What the exercise asks | Below is a block of records; reproduce all of them exactly and leave out any pictures.

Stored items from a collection

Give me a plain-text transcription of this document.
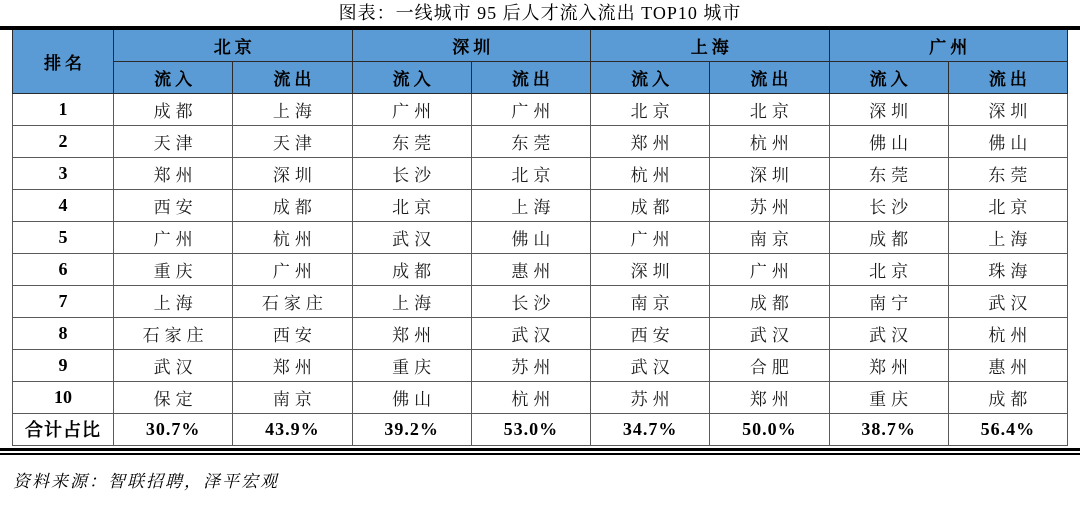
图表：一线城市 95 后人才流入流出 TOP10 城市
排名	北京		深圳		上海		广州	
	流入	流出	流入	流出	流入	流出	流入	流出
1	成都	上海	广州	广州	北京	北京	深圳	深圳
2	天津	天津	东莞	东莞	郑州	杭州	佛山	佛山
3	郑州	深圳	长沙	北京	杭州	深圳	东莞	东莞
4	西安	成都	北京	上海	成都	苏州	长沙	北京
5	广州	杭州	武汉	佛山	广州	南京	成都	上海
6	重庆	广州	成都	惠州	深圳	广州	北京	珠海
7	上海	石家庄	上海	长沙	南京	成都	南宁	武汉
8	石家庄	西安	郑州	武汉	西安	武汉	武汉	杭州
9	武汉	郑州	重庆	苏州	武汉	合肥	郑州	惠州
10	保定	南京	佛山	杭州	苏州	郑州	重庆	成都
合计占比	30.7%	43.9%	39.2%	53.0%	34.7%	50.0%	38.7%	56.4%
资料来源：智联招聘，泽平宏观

Exercise response |
Give me a plain-text transcription of this document.
图表：一线城市 95 后人才流入流出 TOP10 城市
排名	北京		深圳		上海		广州	
	流入	流出	流入	流出	流入	流出	流入	流出
1	成都	上海	广州	广州	北京	北京	深圳	深圳
2	天津	天津	东莞	东莞	郑州	杭州	佛山	佛山
3	郑州	深圳	长沙	北京	杭州	深圳	东莞	东莞
4	西安	成都	北京	上海	成都	苏州	长沙	北京
5	广州	杭州	武汉	佛山	广州	南京	成都	上海
6	重庆	广州	成都	惠州	深圳	广州	北京	珠海
7	上海	石家庄	上海	长沙	南京	成都	南宁	武汉
8	石家庄	西安	郑州	武汉	西安	武汉	武汉	杭州
9	武汉	郑州	重庆	苏州	武汉	合肥	郑州	惠州
10	保定	南京	佛山	杭州	苏州	郑州	重庆	成都
合计占比	30.7%	43.9%	39.2%	53.0%	34.7%	50.0%	38.7%	56.4%
资料来源：智联招聘，泽平宏观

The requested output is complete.